Where a line contains the string "которые", copy that line.

START Dataset rows

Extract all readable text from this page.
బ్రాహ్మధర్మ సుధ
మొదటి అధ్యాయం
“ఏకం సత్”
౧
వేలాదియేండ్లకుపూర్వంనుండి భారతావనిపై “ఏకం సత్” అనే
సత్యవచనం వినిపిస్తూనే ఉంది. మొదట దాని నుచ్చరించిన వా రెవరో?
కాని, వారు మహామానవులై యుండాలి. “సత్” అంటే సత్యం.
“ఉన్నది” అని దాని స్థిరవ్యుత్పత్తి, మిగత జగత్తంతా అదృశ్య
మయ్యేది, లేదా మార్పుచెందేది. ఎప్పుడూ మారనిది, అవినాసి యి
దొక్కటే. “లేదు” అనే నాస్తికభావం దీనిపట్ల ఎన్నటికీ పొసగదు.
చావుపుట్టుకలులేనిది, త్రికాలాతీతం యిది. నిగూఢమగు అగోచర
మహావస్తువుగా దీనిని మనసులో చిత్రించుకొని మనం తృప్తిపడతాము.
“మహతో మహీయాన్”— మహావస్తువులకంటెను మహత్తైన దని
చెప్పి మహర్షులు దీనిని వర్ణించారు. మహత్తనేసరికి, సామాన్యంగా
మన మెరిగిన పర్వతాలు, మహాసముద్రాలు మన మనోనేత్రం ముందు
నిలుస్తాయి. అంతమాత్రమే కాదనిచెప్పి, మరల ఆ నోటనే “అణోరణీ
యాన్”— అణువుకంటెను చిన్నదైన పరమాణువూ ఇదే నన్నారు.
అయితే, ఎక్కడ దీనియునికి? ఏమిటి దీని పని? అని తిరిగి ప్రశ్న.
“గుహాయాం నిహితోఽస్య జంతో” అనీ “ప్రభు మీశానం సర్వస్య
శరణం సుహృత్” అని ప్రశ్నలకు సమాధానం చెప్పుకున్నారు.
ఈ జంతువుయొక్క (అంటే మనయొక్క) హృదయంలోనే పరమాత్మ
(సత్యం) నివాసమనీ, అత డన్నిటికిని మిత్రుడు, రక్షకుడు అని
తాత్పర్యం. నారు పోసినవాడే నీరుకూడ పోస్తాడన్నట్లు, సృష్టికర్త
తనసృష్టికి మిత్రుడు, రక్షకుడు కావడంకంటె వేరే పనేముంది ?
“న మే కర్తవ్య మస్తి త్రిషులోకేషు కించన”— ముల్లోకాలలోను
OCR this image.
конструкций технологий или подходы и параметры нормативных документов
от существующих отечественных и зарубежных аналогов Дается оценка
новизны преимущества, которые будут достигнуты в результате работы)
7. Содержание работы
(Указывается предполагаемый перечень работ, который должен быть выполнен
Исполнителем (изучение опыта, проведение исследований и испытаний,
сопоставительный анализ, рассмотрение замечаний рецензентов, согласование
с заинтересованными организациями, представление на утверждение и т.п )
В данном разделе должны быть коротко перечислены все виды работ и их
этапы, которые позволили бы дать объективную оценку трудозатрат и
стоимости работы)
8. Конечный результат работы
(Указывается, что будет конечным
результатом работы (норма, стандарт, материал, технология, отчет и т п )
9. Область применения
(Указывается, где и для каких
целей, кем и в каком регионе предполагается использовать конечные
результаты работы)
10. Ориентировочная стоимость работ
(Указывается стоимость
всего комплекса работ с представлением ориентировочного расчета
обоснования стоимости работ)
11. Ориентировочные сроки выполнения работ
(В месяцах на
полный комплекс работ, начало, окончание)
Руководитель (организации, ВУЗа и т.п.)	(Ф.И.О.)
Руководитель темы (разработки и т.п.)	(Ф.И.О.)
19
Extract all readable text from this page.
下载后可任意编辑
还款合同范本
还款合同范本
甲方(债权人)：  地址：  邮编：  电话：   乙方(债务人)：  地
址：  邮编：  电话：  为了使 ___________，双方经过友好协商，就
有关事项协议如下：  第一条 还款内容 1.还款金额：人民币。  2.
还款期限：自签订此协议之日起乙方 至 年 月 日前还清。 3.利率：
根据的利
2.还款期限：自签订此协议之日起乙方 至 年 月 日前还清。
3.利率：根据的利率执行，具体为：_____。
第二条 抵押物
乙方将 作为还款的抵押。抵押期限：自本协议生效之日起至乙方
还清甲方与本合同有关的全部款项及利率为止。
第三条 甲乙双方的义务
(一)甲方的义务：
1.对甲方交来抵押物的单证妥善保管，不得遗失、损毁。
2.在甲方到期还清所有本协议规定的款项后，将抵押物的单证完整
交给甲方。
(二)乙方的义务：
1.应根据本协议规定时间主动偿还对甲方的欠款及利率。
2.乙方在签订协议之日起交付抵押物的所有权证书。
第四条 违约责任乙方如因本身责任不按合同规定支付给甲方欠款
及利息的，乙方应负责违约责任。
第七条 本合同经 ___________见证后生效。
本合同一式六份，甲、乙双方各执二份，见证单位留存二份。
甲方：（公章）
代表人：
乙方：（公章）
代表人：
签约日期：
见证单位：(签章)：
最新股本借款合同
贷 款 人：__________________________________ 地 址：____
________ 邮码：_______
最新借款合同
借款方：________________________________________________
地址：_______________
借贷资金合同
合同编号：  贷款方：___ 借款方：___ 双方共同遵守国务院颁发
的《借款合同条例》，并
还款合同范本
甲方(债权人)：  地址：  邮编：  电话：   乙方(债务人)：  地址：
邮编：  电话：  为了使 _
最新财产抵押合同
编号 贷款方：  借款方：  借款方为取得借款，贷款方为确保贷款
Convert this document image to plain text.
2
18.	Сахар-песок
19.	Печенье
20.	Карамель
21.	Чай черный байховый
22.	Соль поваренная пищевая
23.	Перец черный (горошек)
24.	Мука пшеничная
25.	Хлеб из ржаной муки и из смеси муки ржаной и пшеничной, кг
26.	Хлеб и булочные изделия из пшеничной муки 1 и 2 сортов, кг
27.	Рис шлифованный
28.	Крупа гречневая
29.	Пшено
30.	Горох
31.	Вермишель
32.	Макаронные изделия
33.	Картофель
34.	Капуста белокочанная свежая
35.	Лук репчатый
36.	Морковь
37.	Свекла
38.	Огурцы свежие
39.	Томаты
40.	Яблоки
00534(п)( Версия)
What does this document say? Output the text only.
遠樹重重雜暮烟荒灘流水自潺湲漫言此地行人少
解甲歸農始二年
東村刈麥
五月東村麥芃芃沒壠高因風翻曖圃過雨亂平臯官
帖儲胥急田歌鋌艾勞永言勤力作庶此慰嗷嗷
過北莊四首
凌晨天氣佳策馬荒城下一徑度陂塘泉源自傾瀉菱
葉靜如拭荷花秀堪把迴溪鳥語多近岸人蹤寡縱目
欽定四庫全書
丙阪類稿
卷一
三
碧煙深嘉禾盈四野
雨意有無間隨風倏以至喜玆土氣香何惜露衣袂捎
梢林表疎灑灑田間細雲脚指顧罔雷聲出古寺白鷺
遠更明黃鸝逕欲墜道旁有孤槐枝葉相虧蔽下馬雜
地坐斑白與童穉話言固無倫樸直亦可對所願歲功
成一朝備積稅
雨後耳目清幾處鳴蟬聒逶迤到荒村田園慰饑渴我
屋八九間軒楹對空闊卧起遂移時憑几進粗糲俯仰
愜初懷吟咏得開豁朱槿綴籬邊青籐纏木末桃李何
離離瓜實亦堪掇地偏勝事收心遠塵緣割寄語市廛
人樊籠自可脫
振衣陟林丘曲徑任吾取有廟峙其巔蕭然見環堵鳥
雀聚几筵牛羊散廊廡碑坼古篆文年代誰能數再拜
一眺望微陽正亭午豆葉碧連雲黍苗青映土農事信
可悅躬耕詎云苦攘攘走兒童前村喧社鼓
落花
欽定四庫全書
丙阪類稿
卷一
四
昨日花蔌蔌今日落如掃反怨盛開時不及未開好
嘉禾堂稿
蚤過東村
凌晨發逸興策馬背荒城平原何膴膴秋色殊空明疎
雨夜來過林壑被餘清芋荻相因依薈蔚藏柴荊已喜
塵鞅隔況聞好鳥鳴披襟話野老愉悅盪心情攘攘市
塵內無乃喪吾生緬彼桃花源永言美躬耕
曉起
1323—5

END Dataset rows

Exercise solution =>
новизны преимущества, которые будут достигнуты в результате работы)
этапы, которые позволили бы дать объективную оценку трудозатрат и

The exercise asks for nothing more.